■ Written task:
Here are some records; return them all exactly.

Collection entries

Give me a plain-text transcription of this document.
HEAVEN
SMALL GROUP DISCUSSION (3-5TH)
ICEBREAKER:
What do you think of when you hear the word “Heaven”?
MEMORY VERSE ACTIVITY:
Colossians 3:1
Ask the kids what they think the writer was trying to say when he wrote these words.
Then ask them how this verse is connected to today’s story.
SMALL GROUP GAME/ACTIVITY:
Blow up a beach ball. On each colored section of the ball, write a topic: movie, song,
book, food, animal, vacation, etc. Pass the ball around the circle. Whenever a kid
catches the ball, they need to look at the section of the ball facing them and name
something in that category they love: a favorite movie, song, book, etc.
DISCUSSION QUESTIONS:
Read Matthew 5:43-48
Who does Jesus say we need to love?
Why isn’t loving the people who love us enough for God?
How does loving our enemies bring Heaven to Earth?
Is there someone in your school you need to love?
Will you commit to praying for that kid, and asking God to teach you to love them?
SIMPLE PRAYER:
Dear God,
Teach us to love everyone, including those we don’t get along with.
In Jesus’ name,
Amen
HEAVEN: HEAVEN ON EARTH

■ The answer:
Give me a plain-text transcription of this document.
HEAVEN
SMALL GROUP DISCUSSION (3-5TH)
ICEBREAKER:
What do you think of when you hear the word “Heaven”?
MEMORY VERSE ACTIVITY:
Colossians 3:1
Ask the kids what they think the writer was trying to say when he wrote these words.
Then ask them how this verse is connected to today’s story.
SMALL GROUP GAME/ACTIVITY:
Blow up a beach ball. On each colored section of the ball, write a topic: movie, song,
book, food, animal, vacation, etc. Pass the ball around the circle. Whenever a kid
catches the ball, they need to look at the section of the ball facing them and name
something in that category they love: a favorite movie, song, book, etc.
DISCUSSION QUESTIONS:
Read Matthew 5:43-48
Who does Jesus say we need to love?
Why isn’t loving the people who love us enough for God?
How does loving our enemies bring Heaven to Earth?
Is there someone in your school you need to love?
Will you commit to praying for that kid, and asking God to teach you to love them?
SIMPLE PRAYER:
Dear God,
Teach us to love everyone, including those we don’t get along with.
In Jesus’ name,
Amen
HEAVEN: HEAVEN ON EARTH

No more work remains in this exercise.